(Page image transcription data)
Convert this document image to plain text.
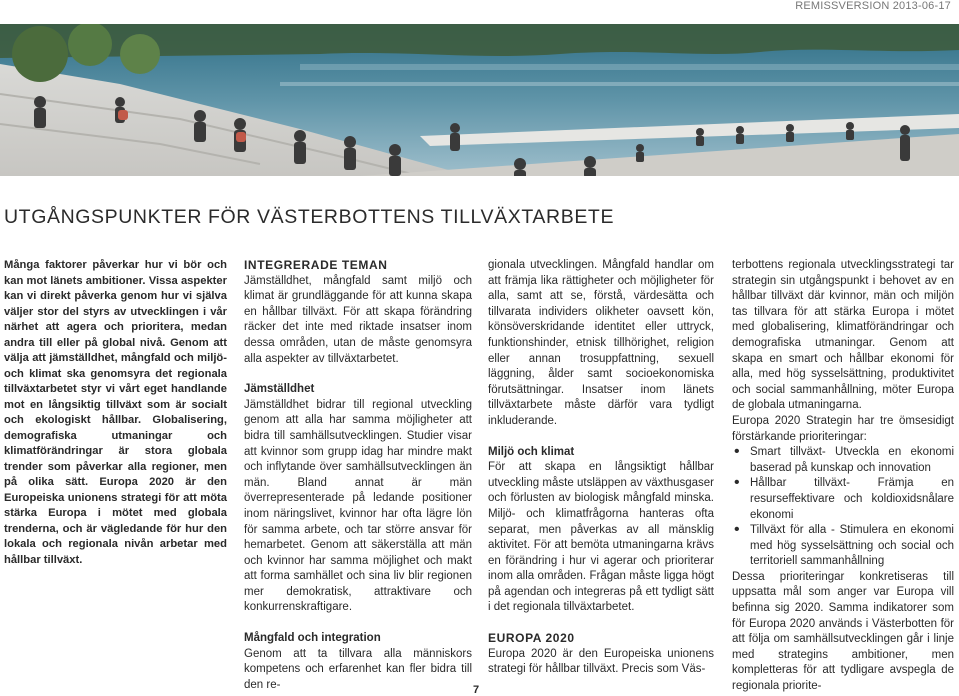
REMISSVERSION 2013-06-17
UTGÅNGSPUNKTER FÖR VÄSTERBOTTENS TILLVÄXTARBETE

Många faktorer påverkar hur vi bör och kan mot länets ambitioner. Vissa aspekter kan vi direkt påverka genom hur vi själva väljer stor del styrs av utvecklingen i vår närhet att agera och prioritera, medan andra till eller på global nivå. Genom att välja att jämställdhet, mångfald och miljö- och klimat ska genomsyra det regionala tillväxtarbetet styr vi vårt eget handlande mot en långsiktig tillväxt som är socialt och ekologiskt hållbar. Globalisering, demografiska utmaningar och klimatförändringar är stora globala trender som påverkar alla regioner, men på olika sätt. Europa 2020 är den Europeiska unionens strategi för att möta stärka Europa i mötet med globala trenderna, och är vägledande för hur den lokala och regionala nivån arbetar med hållbar tillväxt.

INTEGRERADE TEMAN

Jämställdhet, mångfald samt miljö och klimat är grundläggande för att kunna skapa en hållbar tillväxt. För att skapa förändring räcker det inte med riktade insatser inom dessa områden, utan de måste genomsyra alla aspekter av tillväxtarbetet.

Jämställdhet

Jämställdhet bidrar till regional utveckling genom att alla har samma möjligheter att bidra till samhällsutvecklingen. Studier visar att kvinnor som grupp idag har mindre makt och inflytande över samhällsutvecklingen än män. Bland annat är män överrepresenterade på ledande positioner inom näringslivet, kvinnor har ofta lägre lön för samma arbete, och tar större ansvar för hemarbetet. Genom att säkerställa att män och kvinnor har samma möjlighet och makt att forma samhället och sina liv blir regionen mer demokratisk, attraktivare och konkurrenskraftigare.

Mångfald och integration

Genom att ta tillvara alla människors kompetens och erfarenhet kan fler bidra till den re-

gionala utvecklingen. Mångfald handlar om att främja lika rättigheter och möjligheter för alla, samt att se, förstå, värdesätta och tillvarata individers olikheter oavsett kön, könsöverskridande identitet eller uttryck, funktionshinder, etnisk tillhörighet, religion eller annan trosuppfattning, sexuell läggning, ålder samt socioekonomiska förutsättningar. Insatser inom länets tillväxtarbete måste därför vara tydligt inkluderande.

Miljö och klimat

För att skapa en långsiktigt hållbar utveckling måste utsläppen av växthusgaser och förlusten av biologisk mångfald minska. Miljö- och klimatfrågorna hanteras ofta separat, men påverkas av all mänsklig aktivitet. För att bemöta utmaningarna krävs en förändring i hur vi agerar och prioriterar inom alla områden. Frågan måste ligga högt på agendan och integreras på ett tydligt sätt i det regionala tillväxtarbetet.

EUROPA 2020

Europa 2020 är den Europeiska unionens strategi för hållbar tillväxt. Precis som Väs-

terbottens regionala utvecklingsstrategi tar strategin sin utgångspunkt i behovet av en hållbar tillväxt där kvinnor, män och miljön tas tillvara för att stärka Europa i mötet med globalisering, klimatförändringar och demografiska utmaningar. Genom att skapa en smart och hållbar ekonomi för alla, med hög sysselsättning, produktivitet och social sammanhållning, möter Europa de globala utmaningarna.

Europa 2020 Strategin har tre ömsesidigt förstärkande prioriteringar:

• Smart tillväxt- Utveckla en ekonomi baserad på kunskap och innovation
• Hållbar tillväxt- Främja en resurseffektivare och koldioxidsnålare ekonomi
• Tillväxt för alla - Stimulera en ekonomi med hög sysselsättning och social och territoriell sammanhållning

Dessa prioriteringar konkretiseras till uppsatta mål som anger var Europa vill befinna sig 2020. Samma indikatorer som för Europa 2020 används i Västerbotten för att följa om samhällsutvecklingen går i linje med strategins ambitioner, men kompletteras för att tydligare avspegla de regionala priorite-

7
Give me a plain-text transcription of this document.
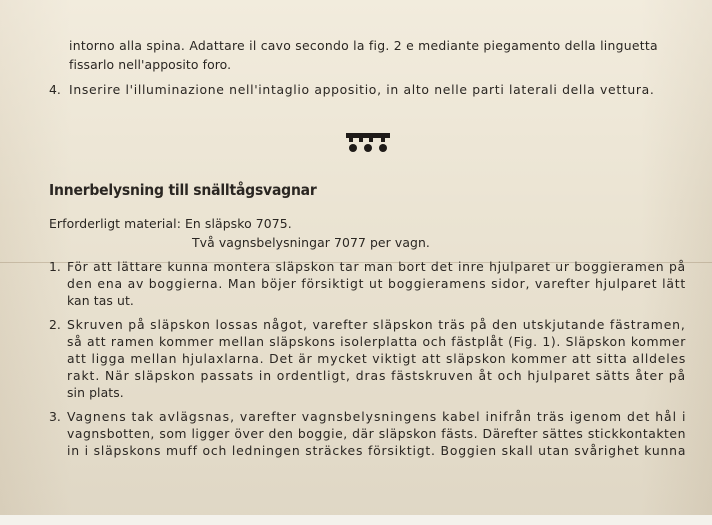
intorno alla spina. Adattare il cavo secondo la fig. 2 e mediante piegamento della linguetta
fissarlo nell'apposito foro.
4. Inserire l'illuminazione nell'intaglio appositio, in alto nelle parti laterali della vettura.
Innerbelysning till snälltågsvagnar
Erforderligt material: En släpsko 7075.
Två vagnsbelysningar 7077 per vagn.
1. För att lättare kunna montera släpskon tar man bort det inre hjulparet ur boggieramen på
den ena av boggierna. Man böjer försiktigt ut boggieramens sidor, varefter hjulparet lätt
kan tas ut.
2. Skruven på släpskon lossas något, varefter släpskon träs på den utskjutande fästramen,
så att ramen kommer mellan släpskons isolerplatta och fästplåt (Fig. 1). Släpskon kommer
att ligga mellan hjulaxlarna. Det är mycket viktigt att släpskon kommer att sitta alldeles
rakt. När släpskon passats in ordentligt, dras fästskruven åt och hjulparet sätts åter på
sin plats.
3. Vagnens tak avlägsnas, varefter vagnsbelysningens kabel inifrån träs igenom det hål i
vagnsbotten, som ligger över den boggie, där släpskon fästs. Därefter sättes stickkontakten
in i släpskons muff och ledningen sträckes försiktigt. Boggien skall utan svårighet kunna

**Requirement**
Only the number is needed here: how many lines in the data contain "prioriteringar"?

**Output for this exercise**
2